Data tied to figure images:
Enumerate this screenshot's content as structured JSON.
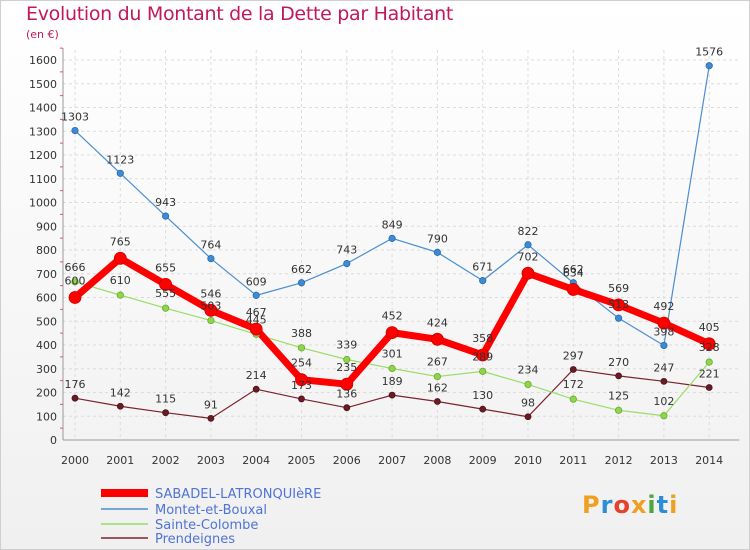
{
  "chart_data": {
    "type": "line",
    "title": "Evolution du Montant de la Dette par Habitant",
    "unit": "(en €)",
    "x": [
      "2000",
      "2001",
      "2002",
      "2003",
      "2004",
      "2005",
      "2006",
      "2007",
      "2008",
      "2009",
      "2010",
      "2011",
      "2012",
      "2013",
      "2014"
    ],
    "yticks": [
      "0",
      "100",
      "200",
      "300",
      "400",
      "500",
      "600",
      "700",
      "800",
      "900",
      "1000",
      "1100",
      "1200",
      "1300",
      "1400",
      "1500",
      "1600"
    ],
    "ylim": [
      0,
      1600
    ],
    "grid": true,
    "legend_position": "bottom-left",
    "series": [
      {
        "name": "SABADEL-LATRONQUIèRE",
        "color": "#ff0000",
        "values": [
          600,
          765,
          655,
          546,
          467,
          254,
          235,
          452,
          424,
          358,
          702,
          634,
          569,
          492,
          405
        ]
      },
      {
        "name": "Montet-et-Bouxal",
        "color": "#4a8ed0",
        "values": [
          1303,
          1123,
          943,
          764,
          609,
          662,
          743,
          849,
          790,
          671,
          822,
          662,
          513,
          398,
          1576
        ]
      },
      {
        "name": "Sainte-Colombe",
        "color": "#99dd66",
        "values": [
          666,
          610,
          555,
          503,
          445,
          388,
          339,
          301,
          267,
          289,
          234,
          172,
          125,
          102,
          328
        ]
      },
      {
        "name": "Prendeignes",
        "color": "#7a2430",
        "values": [
          176,
          142,
          115,
          91,
          214,
          173,
          136,
          189,
          162,
          130,
          98,
          297,
          270,
          247,
          221
        ]
      }
    ]
  },
  "brand": {
    "text": "Proxiti",
    "colors": [
      "#f0a020",
      "#2c8fd6",
      "#e8402a",
      "#f0a020",
      "#4aa83c",
      "#2c8fd6",
      "#f0a020"
    ]
  }
}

--- EXERCISE TASK ---
Quote every line of the records above exactly; no picture is to be copied.

--- EXERCISE ANSWER ---
Enumerate this screenshot's content as structured JSON.
{
  "chart_data": {
    "type": "line",
    "title": "Evolution du Montant de la Dette par Habitant",
    "unit": "(en €)",
    "x": [
      "2000",
      "2001",
      "2002",
      "2003",
      "2004",
      "2005",
      "2006",
      "2007",
      "2008",
      "2009",
      "2010",
      "2011",
      "2012",
      "2013",
      "2014"
    ],
    "yticks": [
      "0",
      "100",
      "200",
      "300",
      "400",
      "500",
      "600",
      "700",
      "800",
      "900",
      "1000",
      "1100",
      "1200",
      "1300",
      "1400",
      "1500",
      "1600"
    ],
    "ylim": [
      0,
      1600
    ],
    "grid": true,
    "legend_position": "bottom-left",
    "series": [
      {
        "name": "SABADEL-LATRONQUIèRE",
        "color": "#ff0000",
        "values": [
          600,
          765,
          655,
          546,
          467,
          254,
          235,
          452,
          424,
          358,
          702,
          634,
          569,
          492,
          405
        ]
      },
      {
        "name": "Montet-et-Bouxal",
        "color": "#4a8ed0",
        "values": [
          1303,
          1123,
          943,
          764,
          609,
          662,
          743,
          849,
          790,
          671,
          822,
          662,
          513,
          398,
          1576
        ]
      },
      {
        "name": "Sainte-Colombe",
        "color": "#99dd66",
        "values": [
          666,
          610,
          555,
          503,
          445,
          388,
          339,
          301,
          267,
          289,
          234,
          172,
          125,
          102,
          328
        ]
      },
      {
        "name": "Prendeignes",
        "color": "#7a2430",
        "values": [
          176,
          142,
          115,
          91,
          214,
          173,
          136,
          189,
          162,
          130,
          98,
          297,
          270,
          247,
          221
        ]
      }
    ]
  },
  "brand": {
    "text": "Proxiti",
    "colors": [
      "#f0a020",
      "#2c8fd6",
      "#e8402a",
      "#f0a020",
      "#4aa83c",
      "#2c8fd6",
      "#f0a020"
    ]
  }
}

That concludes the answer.